- **EXERCISE REQUIREMENTS**:
From the records below, take each line where the string "triangle" shows up and copy it.

- **DATASET EXTRACT**:
┄┄┄┄┄┄

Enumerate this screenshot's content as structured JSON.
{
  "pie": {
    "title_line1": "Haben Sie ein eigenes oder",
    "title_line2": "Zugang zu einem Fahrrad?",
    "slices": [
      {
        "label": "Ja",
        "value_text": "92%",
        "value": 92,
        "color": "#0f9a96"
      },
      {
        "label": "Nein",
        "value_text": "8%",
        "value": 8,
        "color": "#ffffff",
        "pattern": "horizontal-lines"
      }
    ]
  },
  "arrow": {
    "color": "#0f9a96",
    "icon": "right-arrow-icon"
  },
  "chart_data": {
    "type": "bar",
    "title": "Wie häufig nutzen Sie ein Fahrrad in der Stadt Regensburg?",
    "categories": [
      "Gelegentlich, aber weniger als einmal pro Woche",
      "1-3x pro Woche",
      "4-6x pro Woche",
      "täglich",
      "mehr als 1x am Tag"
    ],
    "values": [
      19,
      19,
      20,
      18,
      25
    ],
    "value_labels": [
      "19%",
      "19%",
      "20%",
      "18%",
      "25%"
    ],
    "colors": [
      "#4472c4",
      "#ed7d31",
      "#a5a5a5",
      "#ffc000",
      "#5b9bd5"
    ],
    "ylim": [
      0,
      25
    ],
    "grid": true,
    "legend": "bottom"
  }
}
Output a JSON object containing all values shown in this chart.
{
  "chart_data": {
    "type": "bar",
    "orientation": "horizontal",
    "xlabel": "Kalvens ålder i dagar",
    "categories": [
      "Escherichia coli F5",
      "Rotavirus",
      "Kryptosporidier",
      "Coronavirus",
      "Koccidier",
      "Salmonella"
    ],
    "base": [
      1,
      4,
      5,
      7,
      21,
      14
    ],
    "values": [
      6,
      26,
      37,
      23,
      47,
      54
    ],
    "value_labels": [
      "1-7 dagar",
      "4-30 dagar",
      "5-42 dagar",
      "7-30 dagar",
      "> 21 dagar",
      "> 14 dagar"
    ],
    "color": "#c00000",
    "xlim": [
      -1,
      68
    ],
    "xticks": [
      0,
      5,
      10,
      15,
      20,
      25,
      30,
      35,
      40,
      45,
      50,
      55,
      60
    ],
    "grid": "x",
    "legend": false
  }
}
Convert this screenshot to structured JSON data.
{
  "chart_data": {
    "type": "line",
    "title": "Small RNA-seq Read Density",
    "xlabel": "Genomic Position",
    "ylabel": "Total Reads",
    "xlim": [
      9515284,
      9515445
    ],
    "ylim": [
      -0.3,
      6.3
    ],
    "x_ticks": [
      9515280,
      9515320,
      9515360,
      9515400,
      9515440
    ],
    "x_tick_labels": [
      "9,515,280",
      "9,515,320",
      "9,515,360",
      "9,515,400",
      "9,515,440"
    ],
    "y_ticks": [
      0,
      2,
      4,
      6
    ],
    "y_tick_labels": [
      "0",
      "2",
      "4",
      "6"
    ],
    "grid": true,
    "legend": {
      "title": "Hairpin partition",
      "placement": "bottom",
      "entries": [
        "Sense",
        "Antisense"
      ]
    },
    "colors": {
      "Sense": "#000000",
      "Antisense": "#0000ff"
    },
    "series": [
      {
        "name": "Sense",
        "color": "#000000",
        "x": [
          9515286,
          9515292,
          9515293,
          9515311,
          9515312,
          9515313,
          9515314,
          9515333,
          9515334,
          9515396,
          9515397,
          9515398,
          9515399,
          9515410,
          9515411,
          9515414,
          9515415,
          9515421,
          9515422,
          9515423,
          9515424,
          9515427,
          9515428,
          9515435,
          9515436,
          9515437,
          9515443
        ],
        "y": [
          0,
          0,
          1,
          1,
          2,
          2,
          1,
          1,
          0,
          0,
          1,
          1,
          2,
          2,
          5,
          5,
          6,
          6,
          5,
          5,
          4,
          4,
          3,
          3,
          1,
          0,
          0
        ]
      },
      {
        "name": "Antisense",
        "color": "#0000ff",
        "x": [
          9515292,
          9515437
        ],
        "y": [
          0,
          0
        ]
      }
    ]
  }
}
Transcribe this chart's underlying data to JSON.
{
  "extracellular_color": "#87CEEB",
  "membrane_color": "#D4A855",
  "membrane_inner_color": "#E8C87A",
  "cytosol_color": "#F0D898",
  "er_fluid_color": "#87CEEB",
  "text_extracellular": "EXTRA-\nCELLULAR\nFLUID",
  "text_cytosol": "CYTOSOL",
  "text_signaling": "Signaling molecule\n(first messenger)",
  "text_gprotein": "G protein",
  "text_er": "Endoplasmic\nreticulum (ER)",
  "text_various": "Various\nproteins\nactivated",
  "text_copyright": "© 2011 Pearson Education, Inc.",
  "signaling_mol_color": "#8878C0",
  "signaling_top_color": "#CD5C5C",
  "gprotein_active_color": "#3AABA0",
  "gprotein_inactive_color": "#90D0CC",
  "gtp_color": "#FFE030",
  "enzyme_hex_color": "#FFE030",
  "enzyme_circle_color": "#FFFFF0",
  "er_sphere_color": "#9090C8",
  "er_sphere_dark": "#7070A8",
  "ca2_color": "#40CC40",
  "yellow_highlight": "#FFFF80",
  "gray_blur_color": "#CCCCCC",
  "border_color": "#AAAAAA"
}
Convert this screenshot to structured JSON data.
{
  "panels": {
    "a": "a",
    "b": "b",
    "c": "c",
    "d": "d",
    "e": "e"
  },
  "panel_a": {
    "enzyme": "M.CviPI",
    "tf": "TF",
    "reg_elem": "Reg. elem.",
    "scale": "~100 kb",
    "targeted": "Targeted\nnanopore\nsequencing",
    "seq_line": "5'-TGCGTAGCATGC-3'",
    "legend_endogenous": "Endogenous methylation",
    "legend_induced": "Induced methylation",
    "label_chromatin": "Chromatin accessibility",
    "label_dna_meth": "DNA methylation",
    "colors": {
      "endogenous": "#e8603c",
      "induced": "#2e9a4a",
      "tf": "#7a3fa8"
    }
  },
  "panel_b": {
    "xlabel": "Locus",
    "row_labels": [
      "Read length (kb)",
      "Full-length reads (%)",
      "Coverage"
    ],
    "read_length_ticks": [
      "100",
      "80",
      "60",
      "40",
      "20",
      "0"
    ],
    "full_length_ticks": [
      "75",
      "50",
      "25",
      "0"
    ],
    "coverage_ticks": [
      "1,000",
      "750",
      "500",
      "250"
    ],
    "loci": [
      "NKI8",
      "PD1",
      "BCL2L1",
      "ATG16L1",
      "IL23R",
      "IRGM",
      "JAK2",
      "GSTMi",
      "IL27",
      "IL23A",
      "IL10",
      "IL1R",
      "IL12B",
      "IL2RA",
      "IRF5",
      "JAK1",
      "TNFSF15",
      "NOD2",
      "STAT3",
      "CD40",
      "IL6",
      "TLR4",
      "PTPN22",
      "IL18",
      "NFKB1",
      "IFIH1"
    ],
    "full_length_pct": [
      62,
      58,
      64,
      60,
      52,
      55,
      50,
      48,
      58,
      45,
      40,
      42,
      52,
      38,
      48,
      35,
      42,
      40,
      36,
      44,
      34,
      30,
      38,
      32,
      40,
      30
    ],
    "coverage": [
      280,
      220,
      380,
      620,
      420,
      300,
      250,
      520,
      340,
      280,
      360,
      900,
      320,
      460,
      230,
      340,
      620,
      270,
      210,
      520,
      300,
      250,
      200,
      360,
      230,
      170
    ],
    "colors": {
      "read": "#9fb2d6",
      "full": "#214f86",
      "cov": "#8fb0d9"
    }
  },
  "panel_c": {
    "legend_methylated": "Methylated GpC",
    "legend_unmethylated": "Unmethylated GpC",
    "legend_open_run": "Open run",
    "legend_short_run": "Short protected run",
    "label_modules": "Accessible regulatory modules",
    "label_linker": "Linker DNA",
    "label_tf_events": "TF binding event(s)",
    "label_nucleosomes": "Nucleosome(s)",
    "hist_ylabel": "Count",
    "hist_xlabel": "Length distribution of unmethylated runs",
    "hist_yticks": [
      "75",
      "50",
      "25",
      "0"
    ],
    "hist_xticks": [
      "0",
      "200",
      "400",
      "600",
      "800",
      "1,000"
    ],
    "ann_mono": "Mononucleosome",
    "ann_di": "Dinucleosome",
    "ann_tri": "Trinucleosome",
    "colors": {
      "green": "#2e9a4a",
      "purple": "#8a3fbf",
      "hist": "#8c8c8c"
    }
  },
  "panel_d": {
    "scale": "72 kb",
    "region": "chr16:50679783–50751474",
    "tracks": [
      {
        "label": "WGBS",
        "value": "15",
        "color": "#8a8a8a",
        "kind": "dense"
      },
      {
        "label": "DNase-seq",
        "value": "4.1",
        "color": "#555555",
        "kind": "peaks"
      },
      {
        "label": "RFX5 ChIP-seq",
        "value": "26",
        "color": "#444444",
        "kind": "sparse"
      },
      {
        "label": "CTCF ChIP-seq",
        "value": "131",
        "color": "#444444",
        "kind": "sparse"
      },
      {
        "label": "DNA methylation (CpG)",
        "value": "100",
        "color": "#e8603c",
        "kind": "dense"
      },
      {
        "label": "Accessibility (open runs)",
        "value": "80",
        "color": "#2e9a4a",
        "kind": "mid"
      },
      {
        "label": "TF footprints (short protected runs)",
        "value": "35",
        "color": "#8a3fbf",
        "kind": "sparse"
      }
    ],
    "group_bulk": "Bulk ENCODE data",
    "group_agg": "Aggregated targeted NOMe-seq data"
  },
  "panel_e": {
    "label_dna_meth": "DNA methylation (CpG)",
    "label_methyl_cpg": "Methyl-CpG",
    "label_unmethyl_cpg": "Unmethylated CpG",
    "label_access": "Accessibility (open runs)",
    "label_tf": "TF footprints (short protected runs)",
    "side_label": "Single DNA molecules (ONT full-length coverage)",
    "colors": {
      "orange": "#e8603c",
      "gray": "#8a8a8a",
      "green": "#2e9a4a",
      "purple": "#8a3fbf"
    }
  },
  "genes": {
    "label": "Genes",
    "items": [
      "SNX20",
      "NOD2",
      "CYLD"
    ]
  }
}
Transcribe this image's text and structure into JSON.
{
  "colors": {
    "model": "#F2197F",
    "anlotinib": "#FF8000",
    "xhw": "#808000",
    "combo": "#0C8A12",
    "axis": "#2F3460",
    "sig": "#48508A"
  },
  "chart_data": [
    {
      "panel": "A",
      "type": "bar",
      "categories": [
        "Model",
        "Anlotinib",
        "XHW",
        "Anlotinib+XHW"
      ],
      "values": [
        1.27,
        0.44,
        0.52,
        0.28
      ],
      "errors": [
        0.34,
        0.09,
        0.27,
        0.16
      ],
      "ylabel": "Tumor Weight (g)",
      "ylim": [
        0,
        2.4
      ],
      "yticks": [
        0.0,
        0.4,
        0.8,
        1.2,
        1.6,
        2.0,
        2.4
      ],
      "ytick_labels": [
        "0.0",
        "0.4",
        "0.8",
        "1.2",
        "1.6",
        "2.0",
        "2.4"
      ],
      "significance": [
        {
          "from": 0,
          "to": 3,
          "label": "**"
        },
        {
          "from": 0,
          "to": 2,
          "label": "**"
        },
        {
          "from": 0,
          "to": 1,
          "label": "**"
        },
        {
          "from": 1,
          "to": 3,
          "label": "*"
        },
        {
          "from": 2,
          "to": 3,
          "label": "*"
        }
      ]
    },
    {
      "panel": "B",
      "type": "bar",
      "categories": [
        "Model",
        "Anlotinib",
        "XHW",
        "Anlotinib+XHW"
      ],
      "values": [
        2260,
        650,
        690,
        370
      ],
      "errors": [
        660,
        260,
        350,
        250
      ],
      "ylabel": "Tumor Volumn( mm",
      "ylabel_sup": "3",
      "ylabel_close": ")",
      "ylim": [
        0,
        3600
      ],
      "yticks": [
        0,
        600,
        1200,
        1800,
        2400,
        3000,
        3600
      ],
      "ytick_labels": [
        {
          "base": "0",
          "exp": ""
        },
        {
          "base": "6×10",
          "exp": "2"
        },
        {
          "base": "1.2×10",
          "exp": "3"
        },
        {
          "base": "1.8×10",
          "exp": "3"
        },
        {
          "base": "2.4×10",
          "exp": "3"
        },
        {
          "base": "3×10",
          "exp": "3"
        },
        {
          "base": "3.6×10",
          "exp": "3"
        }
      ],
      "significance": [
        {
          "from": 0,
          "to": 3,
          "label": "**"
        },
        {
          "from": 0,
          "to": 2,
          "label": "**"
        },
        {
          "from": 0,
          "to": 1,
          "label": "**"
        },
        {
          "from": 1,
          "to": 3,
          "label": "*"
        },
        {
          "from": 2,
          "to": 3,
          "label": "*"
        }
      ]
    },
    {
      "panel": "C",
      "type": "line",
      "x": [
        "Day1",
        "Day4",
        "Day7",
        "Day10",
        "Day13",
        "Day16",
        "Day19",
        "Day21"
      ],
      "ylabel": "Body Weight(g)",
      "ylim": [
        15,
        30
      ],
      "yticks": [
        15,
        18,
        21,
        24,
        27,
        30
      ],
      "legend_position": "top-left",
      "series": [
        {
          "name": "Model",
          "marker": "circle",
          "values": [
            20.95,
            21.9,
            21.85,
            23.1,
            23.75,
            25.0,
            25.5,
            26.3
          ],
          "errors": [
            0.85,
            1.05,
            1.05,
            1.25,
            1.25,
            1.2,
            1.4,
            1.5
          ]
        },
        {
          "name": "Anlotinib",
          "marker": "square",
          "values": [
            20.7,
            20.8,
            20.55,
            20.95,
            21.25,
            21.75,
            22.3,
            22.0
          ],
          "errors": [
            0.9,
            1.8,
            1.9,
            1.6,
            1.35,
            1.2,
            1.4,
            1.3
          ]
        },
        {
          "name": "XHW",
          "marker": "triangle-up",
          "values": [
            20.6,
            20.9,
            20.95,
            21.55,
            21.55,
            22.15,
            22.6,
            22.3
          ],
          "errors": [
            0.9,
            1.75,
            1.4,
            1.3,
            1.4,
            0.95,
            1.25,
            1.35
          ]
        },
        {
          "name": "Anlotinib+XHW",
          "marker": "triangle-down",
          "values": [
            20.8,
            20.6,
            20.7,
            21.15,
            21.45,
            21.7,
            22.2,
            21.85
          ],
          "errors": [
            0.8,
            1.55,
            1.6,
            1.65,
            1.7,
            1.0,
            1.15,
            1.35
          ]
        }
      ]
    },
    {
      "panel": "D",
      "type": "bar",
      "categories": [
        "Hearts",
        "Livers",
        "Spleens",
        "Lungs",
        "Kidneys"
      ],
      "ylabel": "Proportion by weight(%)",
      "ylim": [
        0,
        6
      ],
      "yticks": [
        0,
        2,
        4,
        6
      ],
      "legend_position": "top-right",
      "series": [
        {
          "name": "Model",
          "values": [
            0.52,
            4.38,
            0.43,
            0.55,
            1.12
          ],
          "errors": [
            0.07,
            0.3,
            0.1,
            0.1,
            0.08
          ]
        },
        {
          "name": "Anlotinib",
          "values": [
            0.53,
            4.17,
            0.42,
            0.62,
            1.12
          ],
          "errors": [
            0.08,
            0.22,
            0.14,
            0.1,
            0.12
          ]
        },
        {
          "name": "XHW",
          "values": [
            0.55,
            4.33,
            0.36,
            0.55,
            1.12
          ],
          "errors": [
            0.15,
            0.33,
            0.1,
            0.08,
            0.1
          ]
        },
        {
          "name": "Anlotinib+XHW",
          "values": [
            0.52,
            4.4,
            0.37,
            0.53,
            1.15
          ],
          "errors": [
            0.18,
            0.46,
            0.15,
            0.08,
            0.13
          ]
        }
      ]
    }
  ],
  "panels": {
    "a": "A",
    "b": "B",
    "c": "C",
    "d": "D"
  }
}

┄┄┄┄┄┄

- **EXERCISE RESPONSE**:
          "marker": "triangle-up",
          "marker": "triangle-down",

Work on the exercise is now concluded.